## Selected excerpt
───

Sentence aligner for FR - FRNB corpus

Tool used:

The hunalign sentence aligner
github: https://github.com/danielvarga/hunalign
paper: D. Varga, L. Németh, P. Halácsy, A. Kornai, V. Trón, V. Nagy (2005). Parallel corpora for medium density languages In Proceedings of the RANLP 2005, pages 590-596. (pdf) It remains unchanged and in the directory hunalign

Auto generation of the required dictionary:

The file "Appendix NB.xlsx" from the All-inGMT projet is used to generate a dictionary from French to NonBinary French. It is completed with words used in both FR and FRNB texts to align.

Author of added code:

Maxime NEMO
Maxime.Nemo@grenoble-inp.org

How to use:

Choice 1 (preferred):

Use the built app in the github repo -> click "actions", and then select the lasted build. Then on the "artifact" section, click "app"

───

## Data excerpt
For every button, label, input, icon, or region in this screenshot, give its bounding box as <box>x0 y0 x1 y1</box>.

───

## Work instructions
**a.** In the sentence aligner README, which spreadsheet file is used to generate the French to NonBinary French dictionary?
**b.** Continue the sentence aligner README from its final line.
The material is separate from the sentence aligner README.

## Answer list
**a.** "Appendix NB.xlsx"

**b.**
To use the app, then unzip the file, and go to dist/run.

create a file named "fr.txt" containing the source sentences (one by line)
create a file named "nb.txt" containing the target sentences (one by line)
run the program name run
The output is a .xls file named output.xls

Choice 2 (for developpers):

install hunalign

check the hunaligh github

install dependencies

  pip install xlwt xlrd==1.2.0

use it

create a file named "fr.txt" containing the source sentences (one by line)
create a file named "nb.txt" containing the target sentences (one by line)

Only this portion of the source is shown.